● **STATED TASK**:
Could you write out the records below exactly as they appear, leaving out any pictures?

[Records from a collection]
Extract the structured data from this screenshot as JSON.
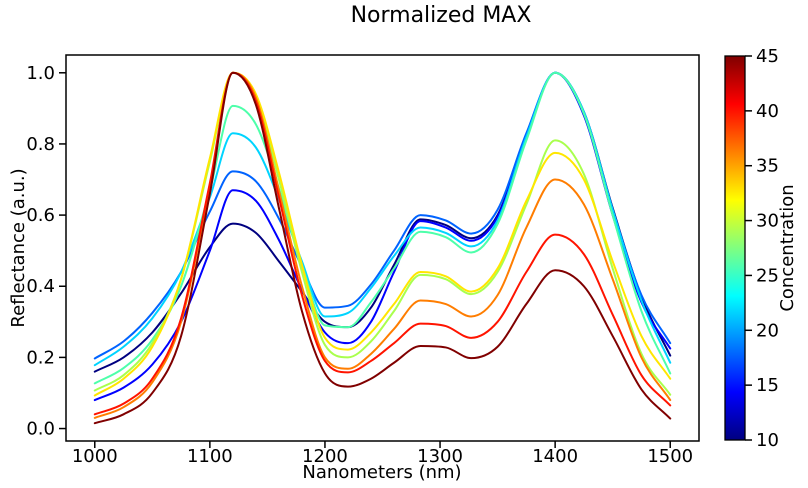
{
  "figure": {
    "background": "#ffffff"
  },
  "chart_data": {
    "type": "line",
    "title": "Normalized MAX",
    "xlabel": "Nanometers (nm)",
    "ylabel": "Reflectance (a.u.)",
    "grid": false,
    "legend_position": "colorbar-right",
    "xlim": [
      975,
      1525
    ],
    "ylim": [
      -0.035,
      1.05
    ],
    "xticks": [
      1000,
      1100,
      1200,
      1300,
      1400,
      1500
    ],
    "yticks": [
      0.0,
      0.2,
      0.4,
      0.6,
      0.8,
      1.0
    ],
    "ytick_labels": [
      "0.0",
      "0.2",
      "0.4",
      "0.6",
      "0.8",
      "1.0"
    ],
    "colorbar": {
      "label": "Concentration",
      "min": 10,
      "max": 45,
      "ticks": [
        10,
        15,
        20,
        25,
        30,
        35,
        40,
        45
      ],
      "colormap": "jet",
      "gradient": [
        {
          "t": 0.0,
          "color": "#000080"
        },
        {
          "t": 0.125,
          "color": "#0000FF"
        },
        {
          "t": 0.375,
          "color": "#00FFFF"
        },
        {
          "t": 0.625,
          "color": "#FFFF00"
        },
        {
          "t": 0.875,
          "color": "#FF0000"
        },
        {
          "t": 1.0,
          "color": "#800000"
        }
      ]
    },
    "x": [
      1000,
      1025,
      1050,
      1075,
      1100,
      1120,
      1140,
      1160,
      1180,
      1200,
      1220,
      1240,
      1260,
      1283,
      1305,
      1327,
      1350,
      1375,
      1400,
      1425,
      1450,
      1475,
      1500
    ],
    "series": [
      {
        "name": "concentration 10.0",
        "concentration": 10.0,
        "color": "#000080",
        "values": [
          0.16,
          0.2,
          0.27,
          0.38,
          0.51,
          0.576,
          0.55,
          0.47,
          0.385,
          0.3,
          0.285,
          0.34,
          0.46,
          0.588,
          0.572,
          0.535,
          0.6,
          0.82,
          1.0,
          0.89,
          0.62,
          0.37,
          0.205
        ]
      },
      {
        "name": "concentration 13.9",
        "concentration": 13.9,
        "color": "#0000FF",
        "values": [
          0.08,
          0.115,
          0.18,
          0.3,
          0.5,
          0.67,
          0.64,
          0.53,
          0.39,
          0.27,
          0.24,
          0.3,
          0.44,
          0.583,
          0.565,
          0.528,
          0.595,
          0.82,
          1.0,
          0.88,
          0.6,
          0.355,
          0.225
        ]
      },
      {
        "name": "concentration 17.8",
        "concentration": 17.8,
        "color": "#0063FF",
        "values": [
          0.197,
          0.245,
          0.325,
          0.44,
          0.61,
          0.723,
          0.695,
          0.59,
          0.455,
          0.34,
          0.345,
          0.405,
          0.5,
          0.6,
          0.585,
          0.548,
          0.615,
          0.83,
          1.0,
          0.885,
          0.615,
          0.375,
          0.24
        ]
      },
      {
        "name": "concentration 21.7",
        "concentration": 21.7,
        "color": "#00D4FF",
        "values": [
          0.178,
          0.23,
          0.31,
          0.44,
          0.65,
          0.83,
          0.79,
          0.645,
          0.47,
          0.315,
          0.325,
          0.395,
          0.485,
          0.565,
          0.55,
          0.512,
          0.585,
          0.82,
          1.0,
          0.89,
          0.615,
          0.36,
          0.185
        ]
      },
      {
        "name": "concentration 25.6",
        "concentration": 25.6,
        "color": "#4DFFAA",
        "values": [
          0.127,
          0.17,
          0.25,
          0.4,
          0.67,
          0.907,
          0.855,
          0.675,
          0.46,
          0.29,
          0.285,
          0.355,
          0.45,
          0.553,
          0.538,
          0.495,
          0.575,
          0.81,
          1.0,
          0.885,
          0.6,
          0.33,
          0.155
        ]
      },
      {
        "name": "concentration 29.4",
        "concentration": 29.4,
        "color": "#A9FF4D",
        "values": [
          0.107,
          0.15,
          0.24,
          0.42,
          0.75,
          1.0,
          0.93,
          0.7,
          0.44,
          0.235,
          0.2,
          0.245,
          0.33,
          0.432,
          0.42,
          0.378,
          0.44,
          0.63,
          0.81,
          0.715,
          0.45,
          0.21,
          0.095
        ]
      },
      {
        "name": "concentration 33.3",
        "concentration": 33.3,
        "color": "#FFE600",
        "values": [
          0.093,
          0.14,
          0.23,
          0.42,
          0.76,
          1.0,
          0.94,
          0.72,
          0.46,
          0.255,
          0.222,
          0.27,
          0.35,
          0.44,
          0.428,
          0.385,
          0.45,
          0.64,
          0.775,
          0.7,
          0.47,
          0.26,
          0.14
        ]
      },
      {
        "name": "concentration 37.2",
        "concentration": 37.2,
        "color": "#FF7D00",
        "values": [
          0.03,
          0.06,
          0.13,
          0.3,
          0.68,
          1.0,
          0.93,
          0.67,
          0.4,
          0.2,
          0.168,
          0.21,
          0.28,
          0.36,
          0.35,
          0.315,
          0.375,
          0.565,
          0.7,
          0.63,
          0.42,
          0.2,
          0.08
        ]
      },
      {
        "name": "concentration 41.1",
        "concentration": 41.1,
        "color": "#FF1400",
        "values": [
          0.04,
          0.07,
          0.14,
          0.31,
          0.69,
          1.0,
          0.92,
          0.65,
          0.375,
          0.19,
          0.158,
          0.19,
          0.24,
          0.295,
          0.288,
          0.255,
          0.3,
          0.44,
          0.545,
          0.49,
          0.32,
          0.15,
          0.065
        ]
      },
      {
        "name": "concentration 45.0",
        "concentration": 45.0,
        "color": "#800000",
        "values": [
          0.015,
          0.04,
          0.1,
          0.26,
          0.66,
          1.0,
          0.91,
          0.62,
          0.33,
          0.155,
          0.118,
          0.14,
          0.185,
          0.232,
          0.228,
          0.198,
          0.23,
          0.35,
          0.445,
          0.4,
          0.26,
          0.11,
          0.028
        ]
      }
    ]
  }
}
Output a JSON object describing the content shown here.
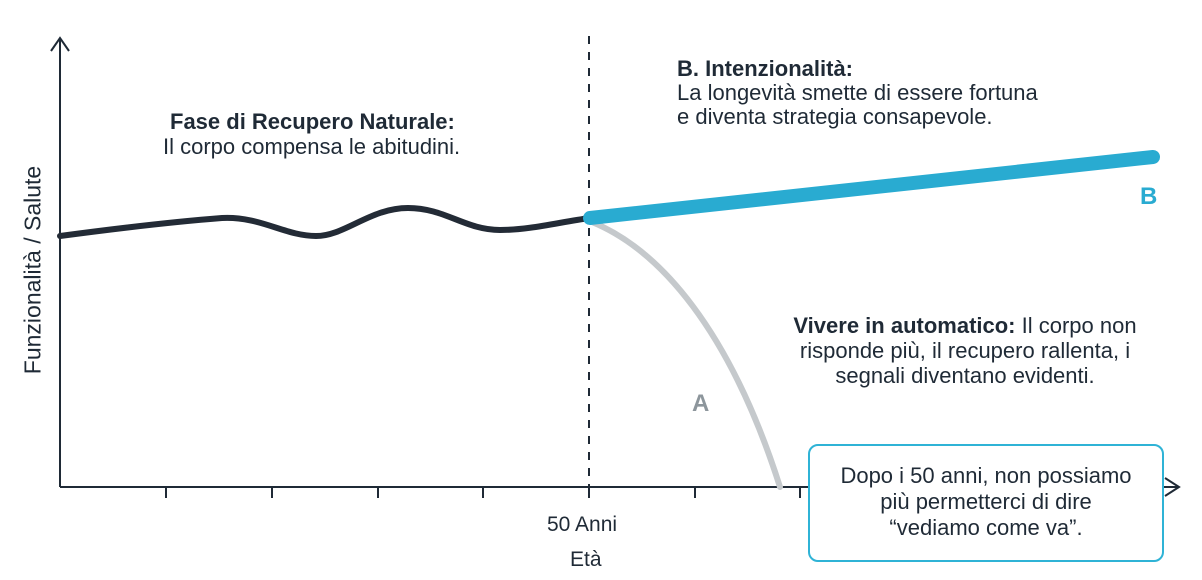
{
  "axes": {
    "y_label": "Funzionalità / Salute",
    "x_label": "Età",
    "x_tick_label": "50 Anni"
  },
  "phase_left": {
    "title": "Fase di Recupero Naturale:",
    "text": "Il corpo compensa le abitudini."
  },
  "path_b": {
    "title": "B. Intenzionalità:",
    "line1": "La longevità smette di essere fortuna",
    "line2": "e diventa strategia consapevole.",
    "marker": "B"
  },
  "path_a": {
    "title": "Vivere in automatico:",
    "line1_rest": " Il corpo non",
    "line2": "risponde più, il recupero rallenta, i",
    "line3": "segnali diventano evidenti.",
    "marker": "A"
  },
  "callout": {
    "line1": "Dopo i 50 anni, non possiamo",
    "line2": "più permetterci di dire",
    "line3": "“vediamo come va”."
  },
  "colors": {
    "baseline": "#232b36",
    "path_b": "#29abd1",
    "path_a": "#c5c9cc",
    "axis": "#1f2a36",
    "callout_border": "#2fb3d6"
  }
}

● **TASK ANSWER**:
Extract the structured data from this screenshot as JSON.
{
  "figure": {
    "background": "#ffffff"
  },
  "chart_data": {
    "type": "line",
    "title": "Normalized MAX",
    "xlabel": "Nanometers (nm)",
    "ylabel": "Reflectance (a.u.)",
    "grid": false,
    "legend_position": "colorbar-right",
    "xlim": [
      975,
      1525
    ],
    "ylim": [
      -0.035,
      1.05
    ],
    "xticks": [
      1000,
      1100,
      1200,
      1300,
      1400,
      1500
    ],
    "yticks": [
      0.0,
      0.2,
      0.4,
      0.6,
      0.8,
      1.0
    ],
    "ytick_labels": [
      "0.0",
      "0.2",
      "0.4",
      "0.6",
      "0.8",
      "1.0"
    ],
    "colorbar": {
      "label": "Concentration",
      "min": 10,
      "max": 45,
      "ticks": [
        10,
        15,
        20,
        25,
        30,
        35,
        40,
        45
      ],
      "colormap": "jet",
      "gradient": [
        {
          "t": 0.0,
          "color": "#000080"
        },
        {
          "t": 0.125,
          "color": "#0000FF"
        },
        {
          "t": 0.375,
          "color": "#00FFFF"
        },
        {
          "t": 0.625,
          "color": "#FFFF00"
        },
        {
          "t": 0.875,
          "color": "#FF0000"
        },
        {
          "t": 1.0,
          "color": "#800000"
        }
      ]
    },
    "x": [
      1000,
      1025,
      1050,
      1075,
      1100,
      1120,
      1140,
      1160,
      1180,
      1200,
      1220,
      1240,
      1260,
      1283,
      1305,
      1327,
      1350,
      1375,
      1400,
      1425,
      1450,
      1475,
      1500
    ],
    "series": [
      {
        "name": "concentration 10.0",
        "concentration": 10.0,
        "color": "#000080",
        "values": [
          0.16,
          0.2,
          0.27,
          0.38,
          0.51,
          0.576,
          0.55,
          0.47,
          0.385,
          0.3,
          0.285,
          0.34,
          0.46,
          0.588,
          0.572,
          0.535,
          0.6,
          0.82,
          1.0,
          0.89,
          0.62,
          0.37,
          0.205
        ]
      },
      {
        "name": "concentration 13.9",
        "concentration": 13.9,
        "color": "#0000FF",
        "values": [
          0.08,
          0.115,
          0.18,
          0.3,
          0.5,
          0.67,
          0.64,
          0.53,
          0.39,
          0.27,
          0.24,
          0.3,
          0.44,
          0.583,
          0.565,
          0.528,
          0.595,
          0.82,
          1.0,
          0.88,
          0.6,
          0.355,
          0.225
        ]
      },
      {
        "name": "concentration 17.8",
        "concentration": 17.8,
        "color": "#0063FF",
        "values": [
          0.197,
          0.245,
          0.325,
          0.44,
          0.61,
          0.723,
          0.695,
          0.59,
          0.455,
          0.34,
          0.345,
          0.405,
          0.5,
          0.6,
          0.585,
          0.548,
          0.615,
          0.83,
          1.0,
          0.885,
          0.615,
          0.375,
          0.24
        ]
      },
      {
        "name": "concentration 21.7",
        "concentration": 21.7,
        "color": "#00D4FF",
        "values": [
          0.178,
          0.23,
          0.31,
          0.44,
          0.65,
          0.83,
          0.79,
          0.645,
          0.47,
          0.315,
          0.325,
          0.395,
          0.485,
          0.565,
          0.55,
          0.512,
          0.585,
          0.82,
          1.0,
          0.89,
          0.615,
          0.36,
          0.185
        ]
      },
      {
        "name": "concentration 25.6",
        "concentration": 25.6,
        "color": "#4DFFAA",
        "values": [
          0.127,
          0.17,
          0.25,
          0.4,
          0.67,
          0.907,
          0.855,
          0.675,
          0.46,
          0.29,
          0.285,
          0.355,
          0.45,
          0.553,
          0.538,
          0.495,
          0.575,
          0.81,
          1.0,
          0.885,
          0.6,
          0.33,
          0.155
        ]
      },
      {
        "name": "concentration 29.4",
        "concentration": 29.4,
        "color": "#A9FF4D",
        "values": [
          0.107,
          0.15,
          0.24,
          0.42,
          0.75,
          1.0,
          0.93,
          0.7,
          0.44,
          0.235,
          0.2,
          0.245,
          0.33,
          0.432,
          0.42,
          0.378,
          0.44,
          0.63,
          0.81,
          0.715,
          0.45,
          0.21,
          0.095
        ]
      },
      {
        "name": "concentration 33.3",
        "concentration": 33.3,
        "color": "#FFE600",
        "values": [
          0.093,
          0.14,
          0.23,
          0.42,
          0.76,
          1.0,
          0.94,
          0.72,
          0.46,
          0.255,
          0.222,
          0.27,
          0.35,
          0.44,
          0.428,
          0.385,
          0.45,
          0.64,
          0.775,
          0.7,
          0.47,
          0.26,
          0.14
        ]
      },
      {
        "name": "concentration 37.2",
        "concentration": 37.2,
        "color": "#FF7D00",
        "values": [
          0.03,
          0.06,
          0.13,
          0.3,
          0.68,
          1.0,
          0.93,
          0.67,
          0.4,
          0.2,
          0.168,
          0.21,
          0.28,
          0.36,
          0.35,
          0.315,
          0.375,
          0.565,
          0.7,
          0.63,
          0.42,
          0.2,
          0.08
        ]
      },
      {
        "name": "concentration 41.1",
        "concentration": 41.1,
        "color": "#FF1400",
        "values": [
          0.04,
          0.07,
          0.14,
          0.31,
          0.69,
          1.0,
          0.92,
          0.65,
          0.375,
          0.19,
          0.158,
          0.19,
          0.24,
          0.295,
          0.288,
          0.255,
          0.3,
          0.44,
          0.545,
          0.49,
          0.32,
          0.15,
          0.065
        ]
      },
      {
        "name": "concentration 45.0",
        "concentration": 45.0,
        "color": "#800000",
        "values": [
          0.015,
          0.04,
          0.1,
          0.26,
          0.66,
          1.0,
          0.91,
          0.62,
          0.33,
          0.155,
          0.118,
          0.14,
          0.185,
          0.232,
          0.228,
          0.198,
          0.23,
          0.35,
          0.445,
          0.4,
          0.26,
          0.11,
          0.028
        ]
      }
    ]
  }
}
Output a JSON object describing the content shown here.
{
  "axes": {
    "y_label": "Funzionalità / Salute",
    "x_label": "Età",
    "x_tick_label": "50 Anni"
  },
  "phase_left": {
    "title": "Fase di Recupero Naturale:",
    "text": "Il corpo compensa le abitudini."
  },
  "path_b": {
    "title": "B. Intenzionalità:",
    "line1": "La longevità smette di essere fortuna",
    "line2": "e diventa strategia consapevole.",
    "marker": "B"
  },
  "path_a": {
    "title": "Vivere in automatico:",
    "line1_rest": " Il corpo non",
    "line2": "risponde più, il recupero rallenta, i",
    "line3": "segnali diventano evidenti.",
    "marker": "A"
  },
  "callout": {
    "line1": "Dopo i 50 anni, non possiamo",
    "line2": "più permetterci di dire",
    "line3": "“vediamo come va”."
  },
  "colors": {
    "baseline": "#232b36",
    "path_b": "#29abd1",
    "path_a": "#c5c9cc",
    "axis": "#1f2a36",
    "callout_border": "#2fb3d6"
  }
}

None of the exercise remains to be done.